Exercise goal.
Leave out the pictures and copy everything else below exactly.

Data listing
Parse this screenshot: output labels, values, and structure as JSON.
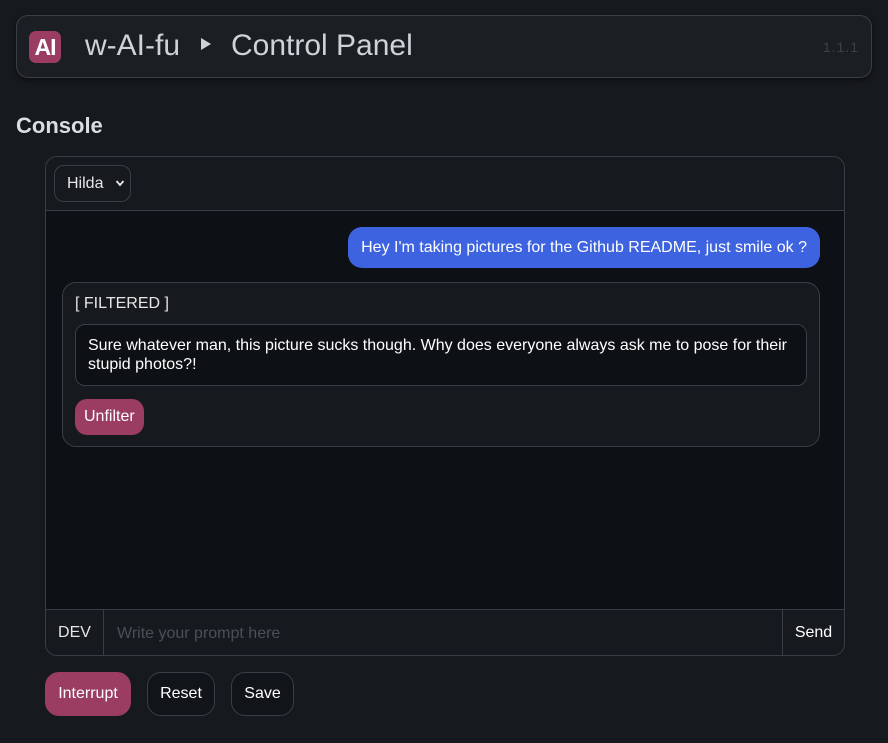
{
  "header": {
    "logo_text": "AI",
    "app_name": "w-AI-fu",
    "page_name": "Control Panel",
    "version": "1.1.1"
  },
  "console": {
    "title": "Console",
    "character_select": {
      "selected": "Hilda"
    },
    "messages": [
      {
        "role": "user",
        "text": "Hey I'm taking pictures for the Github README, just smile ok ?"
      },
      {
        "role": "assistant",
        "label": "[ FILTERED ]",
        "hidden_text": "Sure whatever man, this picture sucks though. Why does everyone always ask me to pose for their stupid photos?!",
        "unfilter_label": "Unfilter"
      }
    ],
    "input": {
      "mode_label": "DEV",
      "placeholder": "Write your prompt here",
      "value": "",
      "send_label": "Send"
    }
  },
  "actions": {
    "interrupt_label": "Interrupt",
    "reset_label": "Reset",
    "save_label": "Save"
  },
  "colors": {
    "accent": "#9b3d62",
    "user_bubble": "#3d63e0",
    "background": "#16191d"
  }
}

Written answer.
Parse this screenshot: output labels, values, and structure as JSON.
{
  "header": {
    "logo_text": "AI",
    "app_name": "w-AI-fu",
    "page_name": "Control Panel",
    "version": "1.1.1"
  },
  "console": {
    "title": "Console",
    "character_select": {
      "selected": "Hilda"
    },
    "messages": [
      {
        "role": "user",
        "text": "Hey I'm taking pictures for the Github README, just smile ok ?"
      },
      {
        "role": "assistant",
        "label": "[ FILTERED ]",
        "hidden_text": "Sure whatever man, this picture sucks though. Why does everyone always ask me to pose for their stupid photos?!",
        "unfilter_label": "Unfilter"
      }
    ],
    "input": {
      "mode_label": "DEV",
      "placeholder": "Write your prompt here",
      "value": "",
      "send_label": "Send"
    }
  },
  "actions": {
    "interrupt_label": "Interrupt",
    "reset_label": "Reset",
    "save_label": "Save"
  },
  "colors": {
    "accent": "#9b3d62",
    "user_bubble": "#3d63e0",
    "background": "#16191d"
  }
}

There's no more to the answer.